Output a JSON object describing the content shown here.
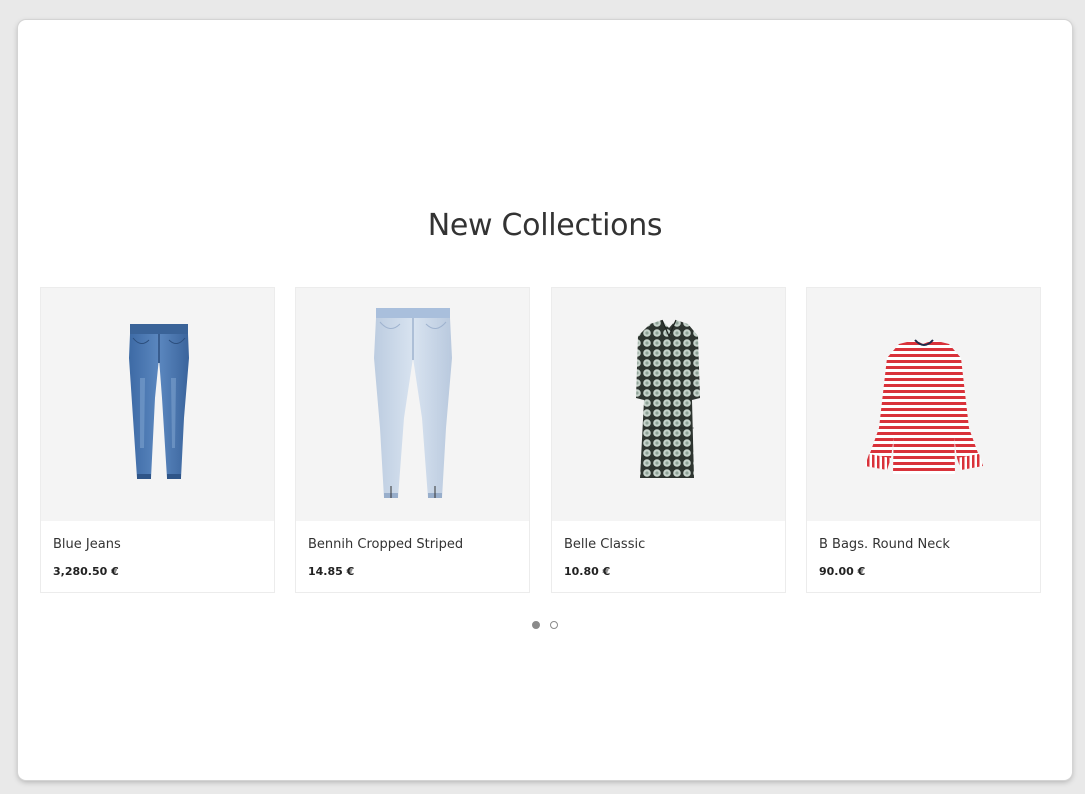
{
  "section": {
    "title": "New Collections"
  },
  "products": [
    {
      "name": "Blue Jeans",
      "price": "3,280.50 €",
      "image_icon": "blue-jeans-image"
    },
    {
      "name": "Bennih Cropped Striped",
      "price": "14.85 €",
      "image_icon": "light-jeans-image"
    },
    {
      "name": "Belle Classic",
      "price": "10.80 €",
      "image_icon": "patterned-dress-image"
    },
    {
      "name": "B Bags. Round Neck",
      "price": "90.00 €",
      "image_icon": "striped-top-image"
    }
  ],
  "pagination": {
    "pages": 2,
    "active_page": 1
  },
  "colors": {
    "background": "#ffffff",
    "image_background": "#f4f4f4",
    "dot_active": "#8a8a8a",
    "text": "#333333"
  }
}
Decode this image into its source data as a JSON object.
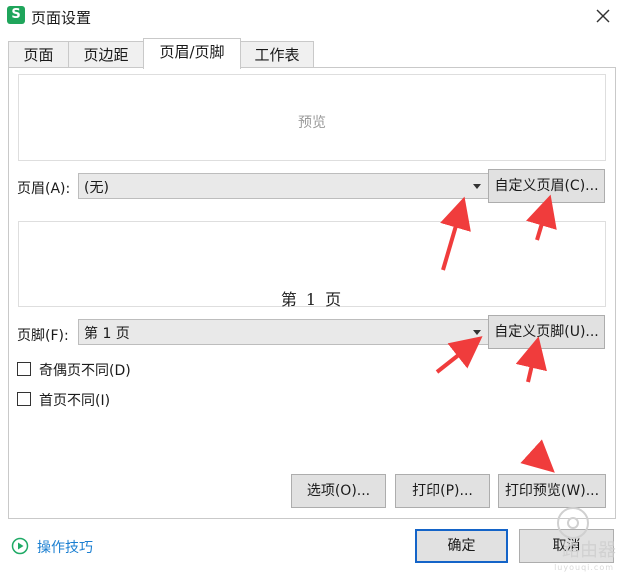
{
  "window": {
    "app_icon_letter": "S",
    "title": "页面设置"
  },
  "tabs": [
    {
      "label": "页面",
      "active": false
    },
    {
      "label": "页边距",
      "active": false
    },
    {
      "label": "页眉/页脚",
      "active": true
    },
    {
      "label": "工作表",
      "active": false
    }
  ],
  "header_preview": {
    "text": "预览"
  },
  "header": {
    "label": "页眉(A):",
    "value": "(无)",
    "custom_button": "自定义页眉(C)..."
  },
  "footer_preview": {
    "text": "第 1 页"
  },
  "footer": {
    "label": "页脚(F):",
    "value": "第 1 页",
    "custom_button": "自定义页脚(U)..."
  },
  "options": {
    "odd_even_different": {
      "label": "奇偶页不同(D)",
      "checked": false
    },
    "first_page_different": {
      "label": "首页不同(I)",
      "checked": false
    }
  },
  "panel_buttons": {
    "options": "选项(O)...",
    "print": "打印(P)...",
    "print_preview": "打印预览(W)..."
  },
  "dialog_buttons": {
    "ok": "确定",
    "cancel": "取消"
  },
  "tips": {
    "label": "操作技巧"
  },
  "watermark": {
    "text": "路由器",
    "sub": "luyouqi.com"
  },
  "colors": {
    "accent": "#1464c8",
    "link": "#1b7fd1",
    "arrow": "#f03c3c",
    "app_icon": "#1fa55b"
  }
}
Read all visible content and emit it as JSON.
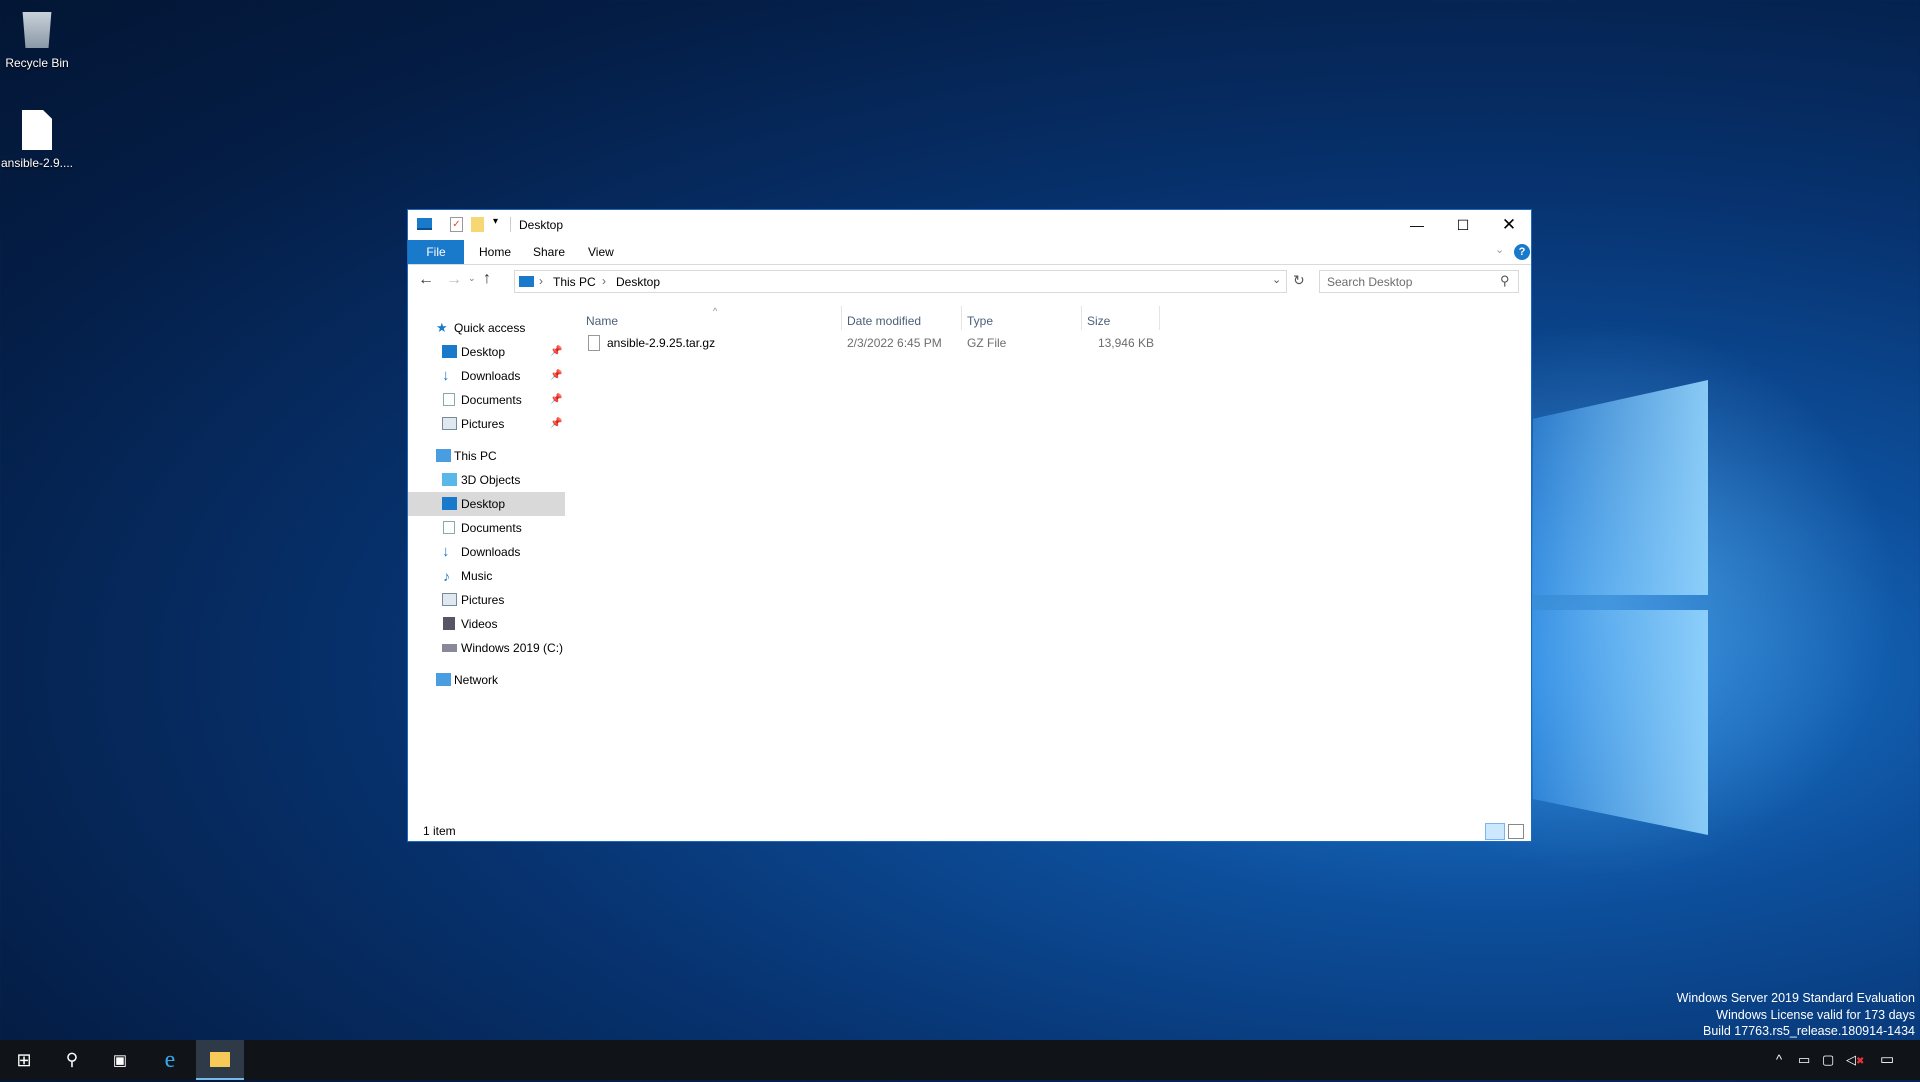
{
  "desktop": {
    "icons": [
      {
        "label": "Recycle Bin",
        "icon": "recycle-bin-icon"
      },
      {
        "label": "ansible-2.9....",
        "icon": "file-icon"
      }
    ]
  },
  "window": {
    "title": "Desktop",
    "ribbon_tabs": [
      "File",
      "Home",
      "Share",
      "View"
    ],
    "address": {
      "crumbs": [
        "This PC",
        "Desktop"
      ]
    },
    "search_placeholder": "Search Desktop",
    "nav": {
      "quick_access": {
        "label": "Quick access",
        "items": [
          "Desktop",
          "Downloads",
          "Documents",
          "Pictures"
        ]
      },
      "this_pc": {
        "label": "This PC",
        "items": [
          "3D Objects",
          "Desktop",
          "Documents",
          "Downloads",
          "Music",
          "Pictures",
          "Videos",
          "Windows 2019 (C:)"
        ]
      },
      "network": "Network",
      "selected": "Desktop"
    },
    "columns": [
      "Name",
      "Date modified",
      "Type",
      "Size"
    ],
    "files": [
      {
        "name": "ansible-2.9.25.tar.gz",
        "date": "2/3/2022 6:45 PM",
        "type": "GZ File",
        "size": "13,946 KB"
      }
    ],
    "status": "1 item"
  },
  "watermark": [
    "Windows Server 2019 Standard Evaluation",
    "Windows License valid for 173 days",
    "Build 17763.rs5_release.180914-1434"
  ],
  "colors": {
    "accent": "#1979ca",
    "selected": "#cce8ff"
  }
}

● ● ● ● ●

• _WHAT THE TASK REQUIRES_: Set the pictures aside and transcribe the data above exactly.

• _TASK RESPONSE_:
Output a JSON object describing the content shown here.
{
  "section": {
    "title": "New Collections"
  },
  "products": [
    {
      "name": "Blue Jeans",
      "price": "3,280.50 €",
      "image_icon": "blue-jeans-image"
    },
    {
      "name": "Bennih Cropped Striped",
      "price": "14.85 €",
      "image_icon": "light-jeans-image"
    },
    {
      "name": "Belle Classic",
      "price": "10.80 €",
      "image_icon": "patterned-dress-image"
    },
    {
      "name": "B Bags. Round Neck",
      "price": "90.00 €",
      "image_icon": "striped-top-image"
    }
  ],
  "pagination": {
    "pages": 2,
    "active_page": 1
  },
  "colors": {
    "background": "#ffffff",
    "image_background": "#f4f4f4",
    "dot_active": "#8a8a8a",
    "text": "#333333"
  }
}
Decode this image into its source data as a JSON object.
{
  "window": {
    "app_icon_letter": "S",
    "title": "页面设置"
  },
  "tabs": [
    {
      "label": "页面",
      "active": false
    },
    {
      "label": "页边距",
      "active": false
    },
    {
      "label": "页眉/页脚",
      "active": true
    },
    {
      "label": "工作表",
      "active": false
    }
  ],
  "header_preview": {
    "text": "预览"
  },
  "header": {
    "label": "页眉(A):",
    "value": "(无)",
    "custom_button": "自定义页眉(C)..."
  },
  "footer_preview": {
    "text": "第 1 页"
  },
  "footer": {
    "label": "页脚(F):",
    "value": "第 1 页",
    "custom_button": "自定义页脚(U)..."
  },
  "options": {
    "odd_even_different": {
      "label": "奇偶页不同(D)",
      "checked": false
    },
    "first_page_different": {
      "label": "首页不同(I)",
      "checked": false
    }
  },
  "panel_buttons": {
    "options": "选项(O)...",
    "print": "打印(P)...",
    "print_preview": "打印预览(W)..."
  },
  "dialog_buttons": {
    "ok": "确定",
    "cancel": "取消"
  },
  "tips": {
    "label": "操作技巧"
  },
  "watermark": {
    "text": "路由器",
    "sub": "luyouqi.com"
  },
  "colors": {
    "accent": "#1464c8",
    "link": "#1b7fd1",
    "arrow": "#f03c3c",
    "app_icon": "#1fa55b"
  }
}
Read all visible content and emit it as JSON.
{
  "desktop": {
    "icons": [
      {
        "label": "Recycle Bin",
        "icon": "recycle-bin-icon"
      },
      {
        "label": "ansible-2.9....",
        "icon": "file-icon"
      }
    ]
  },
  "window": {
    "title": "Desktop",
    "ribbon_tabs": [
      "File",
      "Home",
      "Share",
      "View"
    ],
    "address": {
      "crumbs": [
        "This PC",
        "Desktop"
      ]
    },
    "search_placeholder": "Search Desktop",
    "nav": {
      "quick_access": {
        "label": "Quick access",
        "items": [
          "Desktop",
          "Downloads",
          "Documents",
          "Pictures"
        ]
      },
      "this_pc": {
        "label": "This PC",
        "items": [
          "3D Objects",
          "Desktop",
          "Documents",
          "Downloads",
          "Music",
          "Pictures",
          "Videos",
          "Windows 2019 (C:)"
        ]
      },
      "network": "Network",
      "selected": "Desktop"
    },
    "columns": [
      "Name",
      "Date modified",
      "Type",
      "Size"
    ],
    "files": [
      {
        "name": "ansible-2.9.25.tar.gz",
        "date": "2/3/2022 6:45 PM",
        "type": "GZ File",
        "size": "13,946 KB"
      }
    ],
    "status": "1 item"
  },
  "watermark": [
    "Windows Server 2019 Standard Evaluation",
    "Windows License valid for 173 days",
    "Build 17763.rs5_release.180914-1434"
  ],
  "colors": {
    "accent": "#1979ca",
    "selected": "#cce8ff"
  }
}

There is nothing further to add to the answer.